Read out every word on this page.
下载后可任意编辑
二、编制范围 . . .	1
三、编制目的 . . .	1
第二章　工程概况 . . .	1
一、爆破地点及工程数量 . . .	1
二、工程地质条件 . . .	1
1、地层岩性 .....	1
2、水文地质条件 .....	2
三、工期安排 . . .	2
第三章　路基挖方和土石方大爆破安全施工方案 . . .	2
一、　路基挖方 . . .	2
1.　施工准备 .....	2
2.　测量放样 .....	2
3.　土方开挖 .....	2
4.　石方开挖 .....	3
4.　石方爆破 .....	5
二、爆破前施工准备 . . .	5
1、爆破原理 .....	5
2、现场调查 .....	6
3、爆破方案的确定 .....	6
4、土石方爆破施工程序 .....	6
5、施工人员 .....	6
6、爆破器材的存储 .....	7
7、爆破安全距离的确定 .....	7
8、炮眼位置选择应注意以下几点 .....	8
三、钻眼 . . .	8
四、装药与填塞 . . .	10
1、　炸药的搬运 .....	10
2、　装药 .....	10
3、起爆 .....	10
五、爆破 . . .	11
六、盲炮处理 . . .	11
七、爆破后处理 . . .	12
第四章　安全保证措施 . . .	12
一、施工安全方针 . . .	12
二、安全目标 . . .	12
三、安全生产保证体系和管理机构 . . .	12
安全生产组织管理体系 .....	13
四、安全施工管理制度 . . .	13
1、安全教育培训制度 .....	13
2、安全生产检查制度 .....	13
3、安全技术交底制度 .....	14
====
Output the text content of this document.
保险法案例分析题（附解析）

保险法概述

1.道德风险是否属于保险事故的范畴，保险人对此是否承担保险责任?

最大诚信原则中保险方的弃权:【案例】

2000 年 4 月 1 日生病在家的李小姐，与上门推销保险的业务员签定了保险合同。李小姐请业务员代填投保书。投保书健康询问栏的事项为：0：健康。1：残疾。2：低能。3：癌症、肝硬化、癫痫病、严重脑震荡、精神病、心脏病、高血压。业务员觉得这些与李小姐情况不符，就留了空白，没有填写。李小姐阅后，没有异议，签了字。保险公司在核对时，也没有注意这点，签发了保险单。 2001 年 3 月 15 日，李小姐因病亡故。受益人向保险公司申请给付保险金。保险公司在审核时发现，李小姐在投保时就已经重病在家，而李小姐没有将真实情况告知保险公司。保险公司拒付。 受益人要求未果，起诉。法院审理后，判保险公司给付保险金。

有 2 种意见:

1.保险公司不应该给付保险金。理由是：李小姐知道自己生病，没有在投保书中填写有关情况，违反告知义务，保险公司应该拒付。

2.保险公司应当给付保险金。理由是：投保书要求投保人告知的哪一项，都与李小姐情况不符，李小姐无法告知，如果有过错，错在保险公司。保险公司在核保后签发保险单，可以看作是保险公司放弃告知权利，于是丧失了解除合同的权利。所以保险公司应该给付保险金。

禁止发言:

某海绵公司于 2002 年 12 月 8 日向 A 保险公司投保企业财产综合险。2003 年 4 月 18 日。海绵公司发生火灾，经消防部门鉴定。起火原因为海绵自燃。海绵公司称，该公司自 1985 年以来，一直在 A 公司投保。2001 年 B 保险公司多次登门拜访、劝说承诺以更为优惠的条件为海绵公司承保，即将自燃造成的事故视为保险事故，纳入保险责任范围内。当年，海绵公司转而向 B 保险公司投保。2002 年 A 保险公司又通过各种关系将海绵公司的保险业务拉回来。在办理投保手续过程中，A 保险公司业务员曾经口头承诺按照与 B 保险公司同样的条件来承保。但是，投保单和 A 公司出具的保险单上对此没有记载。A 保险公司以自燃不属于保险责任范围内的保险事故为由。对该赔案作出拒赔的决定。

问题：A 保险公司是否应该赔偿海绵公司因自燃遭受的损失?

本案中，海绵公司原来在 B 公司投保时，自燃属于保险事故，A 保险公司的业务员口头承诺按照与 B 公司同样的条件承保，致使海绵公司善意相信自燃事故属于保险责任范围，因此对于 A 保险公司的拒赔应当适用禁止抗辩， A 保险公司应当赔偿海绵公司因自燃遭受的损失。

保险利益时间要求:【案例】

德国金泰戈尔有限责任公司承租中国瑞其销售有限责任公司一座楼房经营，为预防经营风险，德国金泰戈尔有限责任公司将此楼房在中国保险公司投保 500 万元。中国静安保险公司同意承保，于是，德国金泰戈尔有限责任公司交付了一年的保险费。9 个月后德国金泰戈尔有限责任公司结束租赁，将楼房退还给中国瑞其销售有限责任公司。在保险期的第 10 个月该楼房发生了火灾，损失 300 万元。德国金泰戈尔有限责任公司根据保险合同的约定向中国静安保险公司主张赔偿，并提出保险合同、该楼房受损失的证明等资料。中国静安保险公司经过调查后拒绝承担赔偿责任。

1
====
> WHAT THE TASK ASKS
Go through the material above and copy each line that has the word "this".

> FINISHED EXERCISE
Read out every word on this page.
Output the text content of this document.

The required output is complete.